* Task details: Wherever "name" appears in a line, copy that line.

* Task inputs:
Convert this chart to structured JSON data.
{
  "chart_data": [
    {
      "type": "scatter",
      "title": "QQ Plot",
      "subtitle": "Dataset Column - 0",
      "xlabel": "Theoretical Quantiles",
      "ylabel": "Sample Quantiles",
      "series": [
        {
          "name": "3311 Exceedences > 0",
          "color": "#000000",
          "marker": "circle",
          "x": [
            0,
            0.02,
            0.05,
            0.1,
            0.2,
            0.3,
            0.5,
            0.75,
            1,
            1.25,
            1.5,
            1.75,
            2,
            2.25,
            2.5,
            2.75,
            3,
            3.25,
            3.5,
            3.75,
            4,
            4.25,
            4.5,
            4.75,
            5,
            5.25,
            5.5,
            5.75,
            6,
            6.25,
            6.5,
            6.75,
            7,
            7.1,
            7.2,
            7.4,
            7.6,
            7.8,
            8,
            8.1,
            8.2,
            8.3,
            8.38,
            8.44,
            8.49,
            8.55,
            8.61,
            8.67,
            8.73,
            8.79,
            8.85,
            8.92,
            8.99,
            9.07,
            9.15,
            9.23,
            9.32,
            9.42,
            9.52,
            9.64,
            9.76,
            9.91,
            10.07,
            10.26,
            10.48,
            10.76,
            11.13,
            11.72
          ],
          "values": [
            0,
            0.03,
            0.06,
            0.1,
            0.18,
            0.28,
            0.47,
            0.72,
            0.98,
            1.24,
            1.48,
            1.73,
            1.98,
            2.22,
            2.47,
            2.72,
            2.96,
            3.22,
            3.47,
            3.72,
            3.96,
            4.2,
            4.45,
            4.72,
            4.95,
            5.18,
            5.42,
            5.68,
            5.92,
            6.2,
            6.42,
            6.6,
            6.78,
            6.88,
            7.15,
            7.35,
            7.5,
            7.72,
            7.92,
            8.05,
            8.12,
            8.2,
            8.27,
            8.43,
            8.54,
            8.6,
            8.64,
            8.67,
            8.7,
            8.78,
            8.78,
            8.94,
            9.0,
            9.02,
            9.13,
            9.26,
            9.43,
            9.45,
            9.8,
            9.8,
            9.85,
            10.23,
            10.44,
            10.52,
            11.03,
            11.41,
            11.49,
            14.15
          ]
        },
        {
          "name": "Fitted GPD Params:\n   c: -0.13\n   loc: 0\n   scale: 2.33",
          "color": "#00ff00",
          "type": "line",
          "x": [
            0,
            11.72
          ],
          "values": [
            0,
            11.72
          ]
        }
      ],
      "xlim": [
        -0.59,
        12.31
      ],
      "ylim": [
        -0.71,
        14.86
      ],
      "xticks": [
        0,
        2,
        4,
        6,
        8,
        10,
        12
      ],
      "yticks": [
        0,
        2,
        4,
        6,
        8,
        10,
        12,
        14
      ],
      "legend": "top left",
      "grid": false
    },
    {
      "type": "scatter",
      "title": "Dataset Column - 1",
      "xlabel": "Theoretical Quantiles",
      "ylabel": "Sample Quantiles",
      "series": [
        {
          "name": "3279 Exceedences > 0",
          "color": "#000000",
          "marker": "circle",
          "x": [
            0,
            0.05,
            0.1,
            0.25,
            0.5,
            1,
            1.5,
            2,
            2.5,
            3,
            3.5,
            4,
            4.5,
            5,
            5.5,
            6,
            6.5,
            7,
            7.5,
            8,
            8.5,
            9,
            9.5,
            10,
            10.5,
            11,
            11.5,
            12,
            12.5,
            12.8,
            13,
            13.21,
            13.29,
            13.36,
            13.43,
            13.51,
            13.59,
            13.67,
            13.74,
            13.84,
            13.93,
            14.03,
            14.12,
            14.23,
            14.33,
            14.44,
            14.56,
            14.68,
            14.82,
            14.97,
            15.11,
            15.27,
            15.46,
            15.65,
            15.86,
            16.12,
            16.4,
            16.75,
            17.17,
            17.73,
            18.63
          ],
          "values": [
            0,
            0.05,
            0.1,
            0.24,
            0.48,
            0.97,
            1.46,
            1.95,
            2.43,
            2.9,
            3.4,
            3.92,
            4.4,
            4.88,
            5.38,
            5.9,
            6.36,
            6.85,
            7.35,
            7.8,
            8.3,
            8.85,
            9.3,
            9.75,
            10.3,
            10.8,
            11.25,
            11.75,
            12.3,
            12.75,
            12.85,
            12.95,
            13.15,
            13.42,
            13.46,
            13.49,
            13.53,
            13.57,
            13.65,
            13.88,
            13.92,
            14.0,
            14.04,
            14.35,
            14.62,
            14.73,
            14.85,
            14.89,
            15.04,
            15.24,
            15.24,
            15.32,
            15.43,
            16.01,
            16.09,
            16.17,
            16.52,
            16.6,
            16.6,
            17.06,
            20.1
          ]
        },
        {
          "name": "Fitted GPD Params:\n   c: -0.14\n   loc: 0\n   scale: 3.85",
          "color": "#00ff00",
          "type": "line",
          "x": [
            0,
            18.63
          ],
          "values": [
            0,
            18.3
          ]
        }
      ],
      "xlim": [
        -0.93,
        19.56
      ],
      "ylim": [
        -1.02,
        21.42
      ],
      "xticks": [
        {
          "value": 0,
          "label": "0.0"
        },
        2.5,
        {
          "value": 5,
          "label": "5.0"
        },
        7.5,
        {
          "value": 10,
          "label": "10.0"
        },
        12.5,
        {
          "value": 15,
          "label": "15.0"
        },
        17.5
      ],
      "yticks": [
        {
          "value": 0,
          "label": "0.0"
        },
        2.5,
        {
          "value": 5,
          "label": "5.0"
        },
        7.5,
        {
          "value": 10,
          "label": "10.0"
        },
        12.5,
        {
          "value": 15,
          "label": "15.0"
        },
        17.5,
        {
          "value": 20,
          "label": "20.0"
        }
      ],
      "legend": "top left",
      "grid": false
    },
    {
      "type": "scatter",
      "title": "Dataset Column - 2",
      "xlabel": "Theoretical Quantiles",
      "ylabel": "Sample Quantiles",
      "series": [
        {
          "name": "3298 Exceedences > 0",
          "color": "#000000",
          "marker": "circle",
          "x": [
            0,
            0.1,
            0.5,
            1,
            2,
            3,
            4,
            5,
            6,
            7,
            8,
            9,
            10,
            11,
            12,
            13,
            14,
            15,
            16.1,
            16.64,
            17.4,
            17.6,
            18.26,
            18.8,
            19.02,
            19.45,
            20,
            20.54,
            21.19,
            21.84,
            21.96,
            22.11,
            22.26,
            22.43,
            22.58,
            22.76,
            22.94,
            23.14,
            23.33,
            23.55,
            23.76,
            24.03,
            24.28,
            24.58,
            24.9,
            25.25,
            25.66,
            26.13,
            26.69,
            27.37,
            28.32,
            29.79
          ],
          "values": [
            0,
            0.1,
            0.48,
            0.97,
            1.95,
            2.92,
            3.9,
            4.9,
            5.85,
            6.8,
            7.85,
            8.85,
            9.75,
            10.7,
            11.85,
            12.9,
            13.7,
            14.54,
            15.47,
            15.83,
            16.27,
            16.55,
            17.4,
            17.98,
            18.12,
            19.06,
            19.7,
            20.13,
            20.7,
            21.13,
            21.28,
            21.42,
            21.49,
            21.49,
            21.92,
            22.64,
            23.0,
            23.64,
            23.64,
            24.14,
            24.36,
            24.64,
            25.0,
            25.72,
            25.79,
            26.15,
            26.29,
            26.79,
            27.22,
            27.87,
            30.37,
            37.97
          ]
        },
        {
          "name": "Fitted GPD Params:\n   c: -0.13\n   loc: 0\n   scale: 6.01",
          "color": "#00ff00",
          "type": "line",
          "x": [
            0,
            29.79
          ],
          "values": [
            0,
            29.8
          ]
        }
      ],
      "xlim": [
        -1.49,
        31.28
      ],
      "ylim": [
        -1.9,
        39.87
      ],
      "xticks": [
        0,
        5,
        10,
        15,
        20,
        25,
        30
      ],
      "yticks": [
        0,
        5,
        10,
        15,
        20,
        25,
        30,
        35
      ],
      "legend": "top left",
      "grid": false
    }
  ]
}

* Correct answer:
          "name": "3311 Exceedences > 0",
          "name": "Fitted GPD Params:\n   c: -0.13\n   loc: 0\n   scale: 2.33",
          "name": "3279 Exceedences > 0",
          "name": "Fitted GPD Params:\n   c: -0.14\n   loc: 0\n   scale: 3.85",
          "name": "3298 Exceedences > 0",
          "name": "Fitted GPD Params:\n   c: -0.13\n   loc: 0\n   scale: 6.01",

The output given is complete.